* TASK REQUIREMENTS *
Report all lines holding "изложить".

* INFORMATION SUPPLIED *
┄┄┄┄┄┄┄┄┄┄┄┄┄┄┄┄┄┄┄┄
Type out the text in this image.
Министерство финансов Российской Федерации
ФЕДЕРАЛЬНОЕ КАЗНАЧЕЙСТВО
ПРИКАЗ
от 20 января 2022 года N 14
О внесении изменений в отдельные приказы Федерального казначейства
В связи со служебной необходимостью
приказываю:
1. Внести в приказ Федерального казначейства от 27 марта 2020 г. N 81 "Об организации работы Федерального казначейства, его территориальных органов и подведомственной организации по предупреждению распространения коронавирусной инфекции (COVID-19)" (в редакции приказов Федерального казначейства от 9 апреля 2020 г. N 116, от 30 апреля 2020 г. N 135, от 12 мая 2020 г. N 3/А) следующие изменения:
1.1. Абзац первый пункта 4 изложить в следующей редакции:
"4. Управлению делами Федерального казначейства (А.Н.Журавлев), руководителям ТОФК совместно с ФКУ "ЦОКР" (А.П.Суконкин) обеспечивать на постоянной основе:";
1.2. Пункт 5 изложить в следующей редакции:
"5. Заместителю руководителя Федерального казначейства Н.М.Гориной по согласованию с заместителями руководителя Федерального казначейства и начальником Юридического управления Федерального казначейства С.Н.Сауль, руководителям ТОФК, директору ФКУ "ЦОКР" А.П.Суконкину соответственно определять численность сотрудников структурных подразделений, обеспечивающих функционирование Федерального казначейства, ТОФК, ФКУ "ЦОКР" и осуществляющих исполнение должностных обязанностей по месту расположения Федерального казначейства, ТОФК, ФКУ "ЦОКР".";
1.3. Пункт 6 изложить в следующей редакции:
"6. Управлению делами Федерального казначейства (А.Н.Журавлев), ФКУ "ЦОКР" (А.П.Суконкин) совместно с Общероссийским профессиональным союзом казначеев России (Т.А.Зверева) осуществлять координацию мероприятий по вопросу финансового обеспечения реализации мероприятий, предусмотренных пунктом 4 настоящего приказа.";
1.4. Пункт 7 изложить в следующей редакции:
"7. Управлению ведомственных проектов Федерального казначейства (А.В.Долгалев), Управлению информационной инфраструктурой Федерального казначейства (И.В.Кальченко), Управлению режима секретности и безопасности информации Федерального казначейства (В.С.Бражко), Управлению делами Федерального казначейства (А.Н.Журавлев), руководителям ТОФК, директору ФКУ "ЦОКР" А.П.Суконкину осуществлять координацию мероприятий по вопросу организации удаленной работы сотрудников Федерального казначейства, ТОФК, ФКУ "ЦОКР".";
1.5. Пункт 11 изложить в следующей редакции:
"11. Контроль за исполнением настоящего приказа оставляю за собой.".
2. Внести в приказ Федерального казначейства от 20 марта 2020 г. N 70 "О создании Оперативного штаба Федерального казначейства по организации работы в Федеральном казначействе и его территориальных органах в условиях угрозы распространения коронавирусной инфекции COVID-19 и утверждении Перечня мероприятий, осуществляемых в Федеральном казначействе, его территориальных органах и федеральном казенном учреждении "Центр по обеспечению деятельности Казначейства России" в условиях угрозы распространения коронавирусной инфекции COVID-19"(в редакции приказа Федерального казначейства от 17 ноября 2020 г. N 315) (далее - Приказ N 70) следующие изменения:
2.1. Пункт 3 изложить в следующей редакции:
┄┄┄┄┄┄┄┄┄┄┄┄┄┄┄┄┄┄┄┄
* EXPECTED ANSWER *
1.1. Абзац первый пункта 4 изложить в следующей редакции:
1.2. Пункт 5 изложить в следующей редакции:
1.3. Пункт 6 изложить в следующей редакции:
1.4. Пункт 7 изложить в следующей редакции:
1.5. Пункт 11 изложить в следующей редакции:
2.1. Пункт 3 изложить в следующей редакции:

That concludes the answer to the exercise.